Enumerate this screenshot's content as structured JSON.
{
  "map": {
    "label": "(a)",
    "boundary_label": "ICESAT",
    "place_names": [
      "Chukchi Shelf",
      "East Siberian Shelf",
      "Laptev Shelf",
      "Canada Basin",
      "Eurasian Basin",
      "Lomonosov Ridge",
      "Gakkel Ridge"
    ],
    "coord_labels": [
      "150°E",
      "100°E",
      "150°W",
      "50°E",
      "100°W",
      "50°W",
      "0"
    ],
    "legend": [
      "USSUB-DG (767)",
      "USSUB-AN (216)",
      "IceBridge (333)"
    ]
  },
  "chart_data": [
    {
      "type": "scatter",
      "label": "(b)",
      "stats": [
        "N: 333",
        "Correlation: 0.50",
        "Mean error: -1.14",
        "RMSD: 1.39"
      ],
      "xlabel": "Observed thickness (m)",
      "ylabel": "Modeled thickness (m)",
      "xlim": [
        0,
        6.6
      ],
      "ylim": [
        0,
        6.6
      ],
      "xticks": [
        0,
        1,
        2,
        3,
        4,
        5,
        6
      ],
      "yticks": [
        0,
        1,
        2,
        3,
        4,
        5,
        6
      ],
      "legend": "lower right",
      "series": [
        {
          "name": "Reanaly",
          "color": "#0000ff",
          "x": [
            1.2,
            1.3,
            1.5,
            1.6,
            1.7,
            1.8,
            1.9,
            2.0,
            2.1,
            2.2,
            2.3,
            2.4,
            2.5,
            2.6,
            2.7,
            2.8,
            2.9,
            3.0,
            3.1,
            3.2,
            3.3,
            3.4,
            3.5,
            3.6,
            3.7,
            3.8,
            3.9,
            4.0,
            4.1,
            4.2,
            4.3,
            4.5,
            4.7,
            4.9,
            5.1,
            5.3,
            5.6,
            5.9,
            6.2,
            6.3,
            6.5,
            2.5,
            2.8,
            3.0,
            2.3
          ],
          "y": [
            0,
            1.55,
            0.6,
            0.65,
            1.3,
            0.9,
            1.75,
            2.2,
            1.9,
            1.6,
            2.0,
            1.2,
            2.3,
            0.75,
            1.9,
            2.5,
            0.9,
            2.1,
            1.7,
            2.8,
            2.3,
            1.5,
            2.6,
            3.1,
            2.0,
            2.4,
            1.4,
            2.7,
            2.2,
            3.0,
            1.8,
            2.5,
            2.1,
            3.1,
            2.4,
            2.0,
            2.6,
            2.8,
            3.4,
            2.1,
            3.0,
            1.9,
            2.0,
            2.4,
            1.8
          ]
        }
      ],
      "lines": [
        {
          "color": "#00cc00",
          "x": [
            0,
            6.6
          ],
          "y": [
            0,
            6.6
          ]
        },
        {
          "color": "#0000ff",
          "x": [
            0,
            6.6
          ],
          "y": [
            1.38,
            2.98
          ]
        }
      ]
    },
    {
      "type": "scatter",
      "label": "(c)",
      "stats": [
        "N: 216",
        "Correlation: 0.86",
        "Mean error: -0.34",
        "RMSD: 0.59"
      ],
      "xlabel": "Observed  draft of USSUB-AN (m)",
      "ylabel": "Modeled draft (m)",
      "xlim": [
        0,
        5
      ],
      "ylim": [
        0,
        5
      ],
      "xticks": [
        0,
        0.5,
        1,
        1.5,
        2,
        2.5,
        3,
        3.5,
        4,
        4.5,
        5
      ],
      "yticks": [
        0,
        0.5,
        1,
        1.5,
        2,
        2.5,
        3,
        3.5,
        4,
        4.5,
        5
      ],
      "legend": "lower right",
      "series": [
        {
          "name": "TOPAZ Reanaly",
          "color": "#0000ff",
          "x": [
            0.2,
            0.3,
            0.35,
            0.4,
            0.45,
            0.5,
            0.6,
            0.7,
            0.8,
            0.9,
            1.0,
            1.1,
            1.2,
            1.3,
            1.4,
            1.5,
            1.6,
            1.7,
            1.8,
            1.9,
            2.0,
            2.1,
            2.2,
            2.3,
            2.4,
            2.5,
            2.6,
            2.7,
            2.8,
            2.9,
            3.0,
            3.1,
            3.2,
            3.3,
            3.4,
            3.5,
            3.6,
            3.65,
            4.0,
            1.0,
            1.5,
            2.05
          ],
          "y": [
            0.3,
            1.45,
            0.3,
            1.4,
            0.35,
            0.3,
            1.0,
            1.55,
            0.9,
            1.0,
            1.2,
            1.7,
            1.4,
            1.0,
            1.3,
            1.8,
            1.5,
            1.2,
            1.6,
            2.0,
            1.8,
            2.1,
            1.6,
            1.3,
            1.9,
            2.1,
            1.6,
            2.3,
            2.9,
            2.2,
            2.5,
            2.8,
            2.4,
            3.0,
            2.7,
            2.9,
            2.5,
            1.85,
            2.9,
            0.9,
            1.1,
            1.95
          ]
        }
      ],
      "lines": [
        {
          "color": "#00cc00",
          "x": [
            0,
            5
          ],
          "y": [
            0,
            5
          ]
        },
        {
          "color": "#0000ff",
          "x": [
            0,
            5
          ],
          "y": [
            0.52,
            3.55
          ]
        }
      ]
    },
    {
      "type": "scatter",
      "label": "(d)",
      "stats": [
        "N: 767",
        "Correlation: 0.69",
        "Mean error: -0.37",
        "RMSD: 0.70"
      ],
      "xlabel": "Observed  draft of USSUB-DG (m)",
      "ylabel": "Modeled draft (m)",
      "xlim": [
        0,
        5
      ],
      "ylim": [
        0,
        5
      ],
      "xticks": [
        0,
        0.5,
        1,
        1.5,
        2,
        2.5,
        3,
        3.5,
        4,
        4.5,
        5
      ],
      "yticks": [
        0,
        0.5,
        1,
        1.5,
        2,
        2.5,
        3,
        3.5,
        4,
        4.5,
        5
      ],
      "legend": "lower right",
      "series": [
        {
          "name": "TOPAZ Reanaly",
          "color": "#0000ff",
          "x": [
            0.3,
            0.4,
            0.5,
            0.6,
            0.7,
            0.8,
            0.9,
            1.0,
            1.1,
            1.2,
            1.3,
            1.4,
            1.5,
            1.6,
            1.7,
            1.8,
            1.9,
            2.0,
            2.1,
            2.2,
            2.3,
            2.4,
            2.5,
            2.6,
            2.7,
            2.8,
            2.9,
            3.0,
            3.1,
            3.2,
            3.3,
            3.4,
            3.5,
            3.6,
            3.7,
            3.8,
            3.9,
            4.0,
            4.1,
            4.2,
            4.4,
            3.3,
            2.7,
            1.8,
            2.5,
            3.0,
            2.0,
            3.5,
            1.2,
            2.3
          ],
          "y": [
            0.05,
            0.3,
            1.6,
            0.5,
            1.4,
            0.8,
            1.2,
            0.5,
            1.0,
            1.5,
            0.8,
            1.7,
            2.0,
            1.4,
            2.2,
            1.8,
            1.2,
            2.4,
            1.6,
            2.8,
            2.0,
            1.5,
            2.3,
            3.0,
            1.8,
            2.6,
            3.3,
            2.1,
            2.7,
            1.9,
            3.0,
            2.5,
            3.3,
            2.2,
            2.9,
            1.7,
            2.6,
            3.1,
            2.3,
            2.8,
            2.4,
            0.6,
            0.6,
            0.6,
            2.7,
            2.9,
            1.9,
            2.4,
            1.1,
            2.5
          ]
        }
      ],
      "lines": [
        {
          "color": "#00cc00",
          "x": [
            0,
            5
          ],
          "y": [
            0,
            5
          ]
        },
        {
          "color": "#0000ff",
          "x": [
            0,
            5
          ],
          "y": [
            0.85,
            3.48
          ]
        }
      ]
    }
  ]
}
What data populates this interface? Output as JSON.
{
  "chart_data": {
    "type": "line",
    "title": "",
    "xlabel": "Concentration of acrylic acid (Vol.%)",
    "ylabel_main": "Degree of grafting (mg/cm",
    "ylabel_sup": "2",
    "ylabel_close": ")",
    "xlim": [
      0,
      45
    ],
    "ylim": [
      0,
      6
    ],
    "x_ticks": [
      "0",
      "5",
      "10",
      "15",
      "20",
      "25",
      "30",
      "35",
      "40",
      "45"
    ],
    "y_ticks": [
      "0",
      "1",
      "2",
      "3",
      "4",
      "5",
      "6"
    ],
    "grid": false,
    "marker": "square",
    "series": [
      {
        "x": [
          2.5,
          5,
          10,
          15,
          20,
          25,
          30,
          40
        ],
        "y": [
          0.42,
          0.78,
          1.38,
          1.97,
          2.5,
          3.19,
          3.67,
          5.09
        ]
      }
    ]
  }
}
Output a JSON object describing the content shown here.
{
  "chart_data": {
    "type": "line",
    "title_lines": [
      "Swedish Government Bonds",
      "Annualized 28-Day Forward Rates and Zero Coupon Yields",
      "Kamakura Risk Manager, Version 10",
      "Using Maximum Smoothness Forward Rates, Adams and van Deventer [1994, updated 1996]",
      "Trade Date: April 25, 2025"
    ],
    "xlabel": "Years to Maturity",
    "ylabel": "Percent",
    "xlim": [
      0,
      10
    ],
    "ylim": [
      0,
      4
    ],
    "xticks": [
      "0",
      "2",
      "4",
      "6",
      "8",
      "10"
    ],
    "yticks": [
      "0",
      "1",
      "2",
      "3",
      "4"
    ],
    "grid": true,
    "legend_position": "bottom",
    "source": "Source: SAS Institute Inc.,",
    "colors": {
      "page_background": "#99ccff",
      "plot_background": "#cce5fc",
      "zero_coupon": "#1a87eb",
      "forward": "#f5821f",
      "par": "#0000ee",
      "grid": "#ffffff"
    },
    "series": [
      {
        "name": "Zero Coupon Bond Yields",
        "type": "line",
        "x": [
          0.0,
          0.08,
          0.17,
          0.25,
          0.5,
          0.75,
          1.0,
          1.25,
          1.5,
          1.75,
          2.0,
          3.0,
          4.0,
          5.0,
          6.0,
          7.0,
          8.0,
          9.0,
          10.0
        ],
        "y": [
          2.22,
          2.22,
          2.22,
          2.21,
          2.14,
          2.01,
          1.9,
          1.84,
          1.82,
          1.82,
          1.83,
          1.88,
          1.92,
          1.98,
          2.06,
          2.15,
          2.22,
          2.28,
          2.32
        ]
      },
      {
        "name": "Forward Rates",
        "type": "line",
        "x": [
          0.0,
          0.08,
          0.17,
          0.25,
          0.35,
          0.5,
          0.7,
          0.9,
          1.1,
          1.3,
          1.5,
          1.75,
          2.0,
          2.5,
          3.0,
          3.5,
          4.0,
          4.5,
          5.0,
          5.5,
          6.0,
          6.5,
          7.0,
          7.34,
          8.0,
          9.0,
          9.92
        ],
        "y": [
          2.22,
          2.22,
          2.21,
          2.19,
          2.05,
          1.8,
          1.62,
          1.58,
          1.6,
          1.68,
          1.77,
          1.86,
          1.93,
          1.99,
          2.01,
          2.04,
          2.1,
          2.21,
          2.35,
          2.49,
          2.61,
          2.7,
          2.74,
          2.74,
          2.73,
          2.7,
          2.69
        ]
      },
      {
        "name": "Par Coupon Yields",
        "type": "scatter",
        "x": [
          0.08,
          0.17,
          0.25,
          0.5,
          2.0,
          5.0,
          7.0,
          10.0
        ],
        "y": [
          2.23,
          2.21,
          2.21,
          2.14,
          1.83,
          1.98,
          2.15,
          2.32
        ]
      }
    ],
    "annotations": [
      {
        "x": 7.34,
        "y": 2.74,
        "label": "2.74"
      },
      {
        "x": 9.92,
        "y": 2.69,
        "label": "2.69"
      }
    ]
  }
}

- - -

= What you should do =
Look through the entries above; copy each line where the string "Output" appears.

= Task response =
What data populates this interface? Output as JSON.
Output a JSON object describing the content shown here.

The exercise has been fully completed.